======== Supplied records ========
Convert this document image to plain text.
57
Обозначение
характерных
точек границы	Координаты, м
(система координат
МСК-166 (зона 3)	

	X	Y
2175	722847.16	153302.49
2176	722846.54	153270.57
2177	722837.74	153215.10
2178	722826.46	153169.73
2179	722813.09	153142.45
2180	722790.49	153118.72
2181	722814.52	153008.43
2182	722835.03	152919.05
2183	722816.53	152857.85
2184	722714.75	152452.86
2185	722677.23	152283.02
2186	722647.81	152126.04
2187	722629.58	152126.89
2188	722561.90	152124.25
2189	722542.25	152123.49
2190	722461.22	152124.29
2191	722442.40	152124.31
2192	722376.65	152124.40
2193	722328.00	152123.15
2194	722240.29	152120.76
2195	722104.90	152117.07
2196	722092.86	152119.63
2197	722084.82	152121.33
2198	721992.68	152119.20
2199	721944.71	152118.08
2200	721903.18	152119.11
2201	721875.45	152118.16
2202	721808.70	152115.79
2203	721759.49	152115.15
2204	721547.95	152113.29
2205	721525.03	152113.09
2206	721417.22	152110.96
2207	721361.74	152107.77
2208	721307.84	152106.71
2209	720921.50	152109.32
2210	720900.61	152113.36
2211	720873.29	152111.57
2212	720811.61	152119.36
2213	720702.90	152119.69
========
Written problem: Write out the material from the first line to the last, exactly.

Task response:
Convert this document image to plain text.
57
Обозначение
характерных
точек границы	Координаты, м
(система координат
МСК-166 (зона 3)	

	X	Y
2175	722847.16	153302.49
2176	722846.54	153270.57
2177	722837.74	153215.10
2178	722826.46	153169.73
2179	722813.09	153142.45
2180	722790.49	153118.72
2181	722814.52	153008.43
2182	722835.03	152919.05
2183	722816.53	152857.85
2184	722714.75	152452.86
2185	722677.23	152283.02
2186	722647.81	152126.04
2187	722629.58	152126.89
2188	722561.90	152124.25
2189	722542.25	152123.49
2190	722461.22	152124.29
2191	722442.40	152124.31
2192	722376.65	152124.40
2193	722328.00	152123.15
2194	722240.29	152120.76
2195	722104.90	152117.07
2196	722092.86	152119.63
2197	722084.82	152121.33
2198	721992.68	152119.20
2199	721944.71	152118.08
2200	721903.18	152119.11
2201	721875.45	152118.16
2202	721808.70	152115.79
2203	721759.49	152115.15
2204	721547.95	152113.29
2205	721525.03	152113.09
2206	721417.22	152110.96
2207	721361.74	152107.77
2208	721307.84	152106.71
2209	720921.50	152109.32
2210	720900.61	152113.36
2211	720873.29	152111.57
2212	720811.61	152119.36
2213	720702.90	152119.69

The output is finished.